■ **WHAT YOU SHOULD DO**
Copy down every line where the string "контроля" shows up.

[BEGIN]

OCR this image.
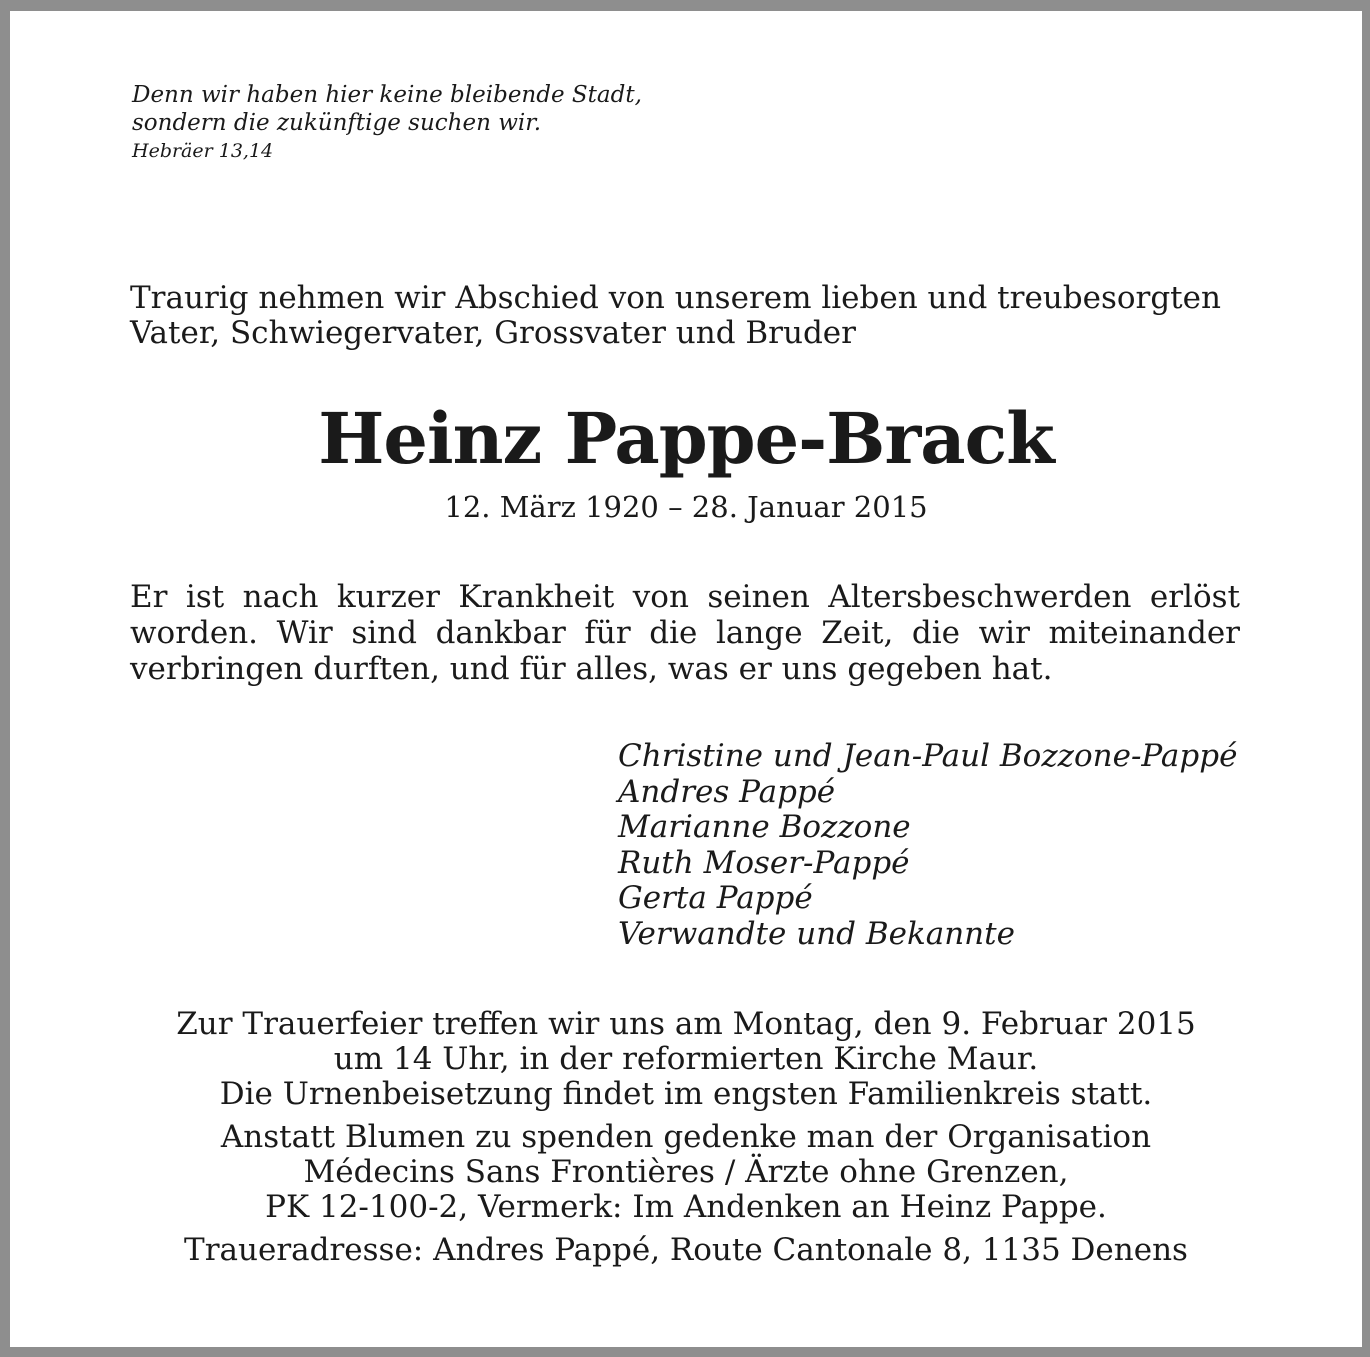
Denn wir haben hier keine bleibende Stadt,
sondern die zukünftige suchen wir.
Hebräer 13,14
Traurig nehmen wir Abschied von unserem lieben und treubesorgten
Vater, Schwiegervater, Grossvater und Bruder
Heinz Pappe-Brack
12. März 1920 – 28. Januar 2015
Er ist nach kurzer Krankheit von seinen Altersbeschwerden erlöst worden. Wir sind dankbar für die lange Zeit, die wir miteinander verbringen durften, und für alles, was er uns gegeben hat.
Christine und Jean-Paul Bozzone-Pappé
Andres Pappé
Marianne Bozzone
Ruth Moser-Pappé
Gerta Pappé
Verwandte und Bekannte
Zur Trauerfeier treffen wir uns am Montag, den 9. Februar 2015
um 14 Uhr, in der reformierten Kirche Maur.
Die Urnenbeisetzung findet im engsten Familienkreis statt.
Anstatt Blumen zu spenden gedenke man der Organisation
Médecins Sans Frontières / Ärzte ohne Grenzen,
PK 12-100-2, Vermerk: Im Andenken an Heinz Pappe.
Traueradresse: Andres Pappé, Route Cantonale 8, 1135 Denens
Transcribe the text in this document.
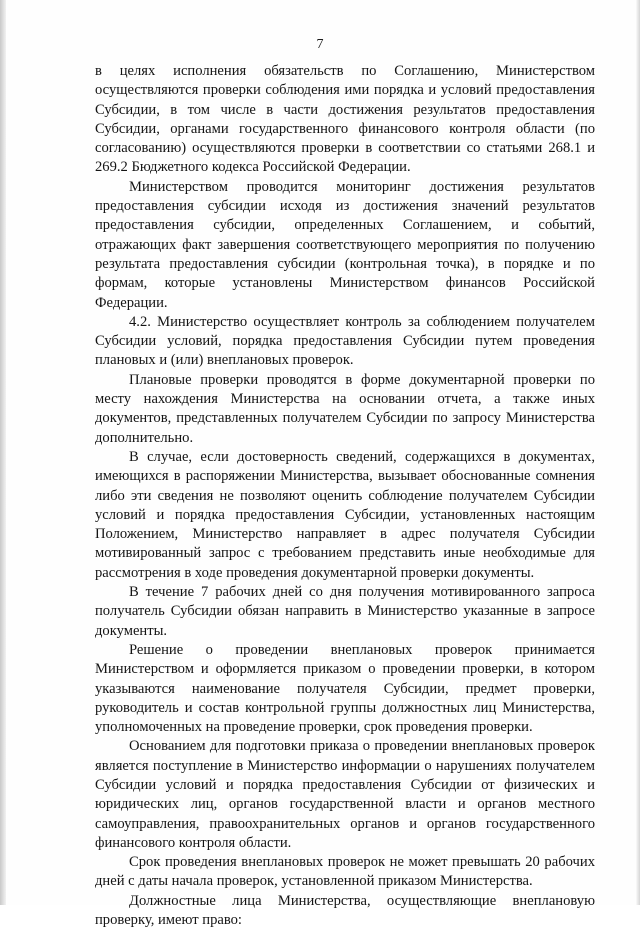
7

в целях исполнения обязательств по Соглашению, Министерством осуществляются проверки соблюдения ими порядка и условий предоставления Субсидии, в том числе в части достижения результатов предоставления Субсидии, органами государственного финансового контроля области (по согласованию) осуществляются проверки в соответствии со статьями 268.1 и 269.2 Бюджетного кодекса Российской Федерации.

Министерством проводится мониторинг достижения результатов предоставления субсидии исходя из достижения значений результатов предоставления субсидии, определенных Соглашением, и событий, отражающих факт завершения соответствующего мероприятия по получению результата предоставления субсидии (контрольная точка), в порядке и по формам, которые установлены Министерством финансов Российской Федерации.

4.2. Министерство осуществляет контроль за соблюдением получателем Субсидии условий, порядка предоставления Субсидии путем проведения плановых и (или) внеплановых проверок.

Плановые проверки проводятся в форме документарной проверки по месту нахождения Министерства на основании отчета, а также иных документов, представленных получателем Субсидии по запросу Министерства дополнительно.

В случае, если достоверность сведений, содержащихся в документах, имеющихся в распоряжении Министерства, вызывает обоснованные сомнения либо эти сведения не позволяют оценить соблюдение получателем Субсидии условий и порядка предоставления Субсидии, установленных настоящим Положением, Министерство направляет в адрес получателя Субсидии мотивированный запрос с требованием представить иные необходимые для рассмотрения в ходе проведения документарной проверки документы.

В течение 7 рабочих дней со дня получения мотивированного запроса получатель Субсидии обязан направить в Министерство указанные в запросе документы.

Решение о проведении внеплановых проверок принимается Министерством и оформляется приказом о проведении проверки, в котором указываются наименование получателя Субсидии, предмет проверки, руководитель и состав контрольной группы должностных лиц Министерства, уполномоченных на проведение проверки, срок проведения проверки.

Основанием для подготовки приказа о проведении внеплановых проверок является поступление в Министерство информации о нарушениях получателем Субсидии условий и порядка предоставления Субсидии от физических и юридических лиц, органов государственной власти и органов местного самоуправления, правоохранительных органов и органов государственного финансового контроля области.

Срок проведения внеплановых проверок не может превышать 20 рабочих дней с даты начала проверок, установленной приказом Министерства.

Должностные лица Министерства, осуществляющие внеплановую проверку, имеют право:
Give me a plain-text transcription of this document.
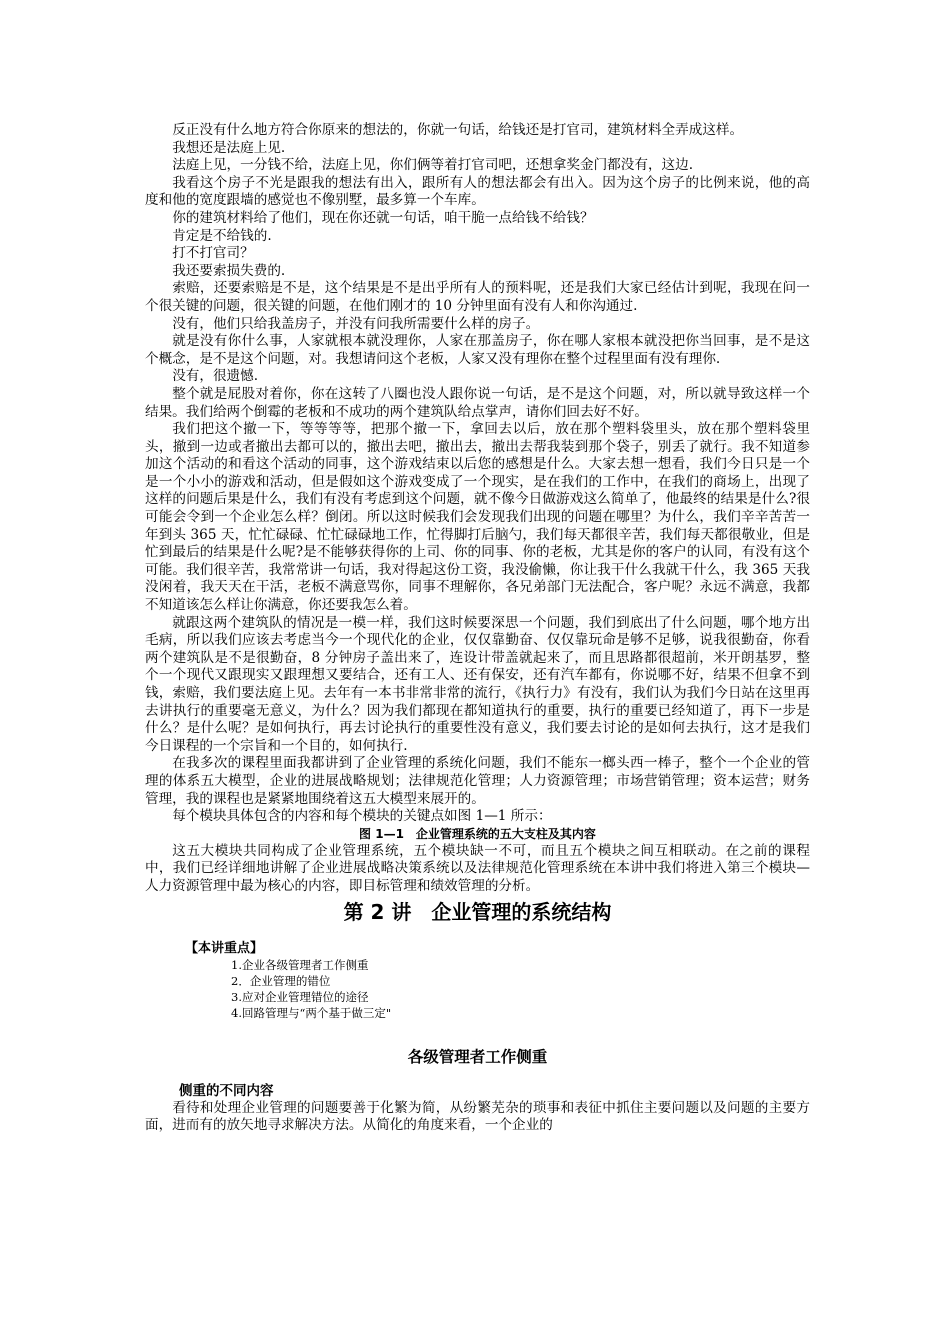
反正没有什么地方符合你原来的想法的，你就一句话，给钱还是打官司，建筑材料全弄成这样。

我想还是法庭上见.

法庭上见，一分钱不给，法庭上见，你们俩等着打官司吧，还想拿奖金门都没有，这边.

我看这个房子不光是跟我的想法有出入，跟所有人的想法都会有出入。因为这个房子的比例来说，他的高度和他的宽度跟墙的感觉也不像别墅，最多算一个车库。

你的建筑材料给了他们，现在你还就一句话，咱干脆一点给钱不给钱？

肯定是不给钱的.

打不打官司？

我还要索损失费的.

索赔，还要索赔是不是，这个结果是不是出乎所有人的预料呢，还是我们大家已经估计到呢，我现在问一个很关键的问题，很关键的问题，在他们刚才的 10 分钟里面有没有人和你沟通过.

没有，他们只给我盖房子，并没有问我所需要什么样的房子。

就是没有你什么事，人家就根本就没理你，人家在那盖房子，你在哪人家根本就没把你当回事，是不是这个概念，是不是这个问题，对。我想请问这个老板，人家又没有理你在整个过程里面有没有理你.

没有，很遗憾.

整个就是屁股对着你，你在这转了八圈也没人跟你说一句话，是不是这个问题，对，所以就导致这样一个结果。我们给两个倒霉的老板和不成功的两个建筑队给点掌声，请你们回去好不好。

我们把这个撤一下，等等等等，把那个撤一下，拿回去以后，放在那个塑料袋里头，放在那个塑料袋里头，撤到一边或者撤出去都可以的，撤出去吧，撤出去，撤出去帮我装到那个袋子，别丢了就行。我不知道参加这个活动的和看这个活动的同事，这个游戏结束以后您的感想是什么。大家去想一想看，我们今日只是一个是一个小小的游戏和活动，但是假如这个游戏变成了一个现实，是在我们的工作中，在我们的商场上，出现了这样的问题后果是什么，我们有没有考虑到这个问题，就不像今日做游戏这么简单了，他最终的结果是什么?很可能会令到一个企业怎么样？倒闭。所以这时候我们会发现我们出现的问题在哪里？为什么，我们辛辛苦苦一年到头 365 天，忙忙碌碌、忙忙碌碌地工作，忙得脚打后脑勺，我们每天都很辛苦，我们每天都很敬业，但是忙到最后的结果是什么呢?是不能够获得你的上司、你的同事、你的老板，尤其是你的客户的认同，有没有这个可能。我们很辛苦，我常常讲一句话，我对得起这份工资，我没偷懒，你让我干什么我就干什么，我 365 天我没闲着，我天天在干活，老板不满意骂你，同事不理解你，各兄弟部门无法配合，客户呢？永远不满意，我都不知道该怎么样让你满意，你还要我怎么着。

就跟这两个建筑队的情况是一模一样，我们这时候要深思一个问题，我们到底出了什么问题，哪个地方出毛病，所以我们应该去考虑当今一个现代化的企业，仅仅靠勤奋、仅仅靠玩命是够不足够，说我很勤奋，你看两个建筑队是不是很勤奋，8 分钟房子盖出来了，连设计带盖就起来了，而且思路都很超前，米开朗基罗，整个一个现代又跟现实又跟理想又要结合，还有工人、还有保安，还有汽车都有，你说哪不好，结果不但拿不到钱，索赔，我们要法庭上见。去年有一本书非常非常的流行，《执行力》有没有，我们认为我们今日站在这里再去讲执行的重要毫无意义，为什么？因为我们都现在都知道执行的重要，执行的重要已经知道了，再下一步是什么？是什么呢？是如何执行，再去讨论执行的重要性没有意义，我们要去讨论的是如何去执行，这才是我们今日课程的一个宗旨和一个目的，如何执行.

在我多次的课程里面我都讲到了企业管理的系统化问题，我们不能东一榔头西一棒子，整个一个企业的管理的体系五大模型，企业的进展战略规划；法律规范化管理；人力资源管理；市场营销管理；资本运营；财务管理，我的课程也是紧紧地围绕着这五大模型来展开的。

每个模块具体包含的内容和每个模块的关键点如图 1—1 所示：

图 1—1　企业管理系统的五大支柱及其内容

这五大模块共同构成了企业管理系统，五个模块缺一不可，而且五个模块之间互相联动。在之前的课程中，我们已经详细地讲解了企业进展战略决策系统以及法律规范化管理系统在本讲中我们将进入第三个模块—人力资源管理中最为核心的内容，即目标管理和绩效管理的分析。

第 2 讲　企业管理的系统结构
【本讲重点】
1.企业各级管理者工作侧重
2．企业管理的错位
3.应对企业管理错位的途径
4.回路管理与“两个基于做三定"
各级管理者工作侧重
侧重的不同内容

看待和处理企业管理的问题要善于化繁为简，从纷繁芜杂的琐事和表征中抓住主要问题以及问题的主要方面，进而有的放矢地寻求解决方法。从简化的角度来看，一个企业的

[END]

■ **RIGHT ANSWER**
в целях исполнения обязательств по Соглашению, Министерством осуществляются проверки соблюдения ими порядка и условий предоставления Субсидии, в том числе в части достижения результатов предоставления Субсидии, органами государственного финансового контроля области (по согласованию) осуществляются проверки в соответствии со статьями 268.1 и 269.2 Бюджетного кодекса Российской Федерации.
Основанием для подготовки приказа о проведении внеплановых проверок является поступление в Министерство информации о нарушениях получателем Субсидии условий и порядка предоставления Субсидии от физических и юридических лиц, органов государственной власти и органов местного самоуправления, правоохранительных органов и органов государственного финансового контроля области.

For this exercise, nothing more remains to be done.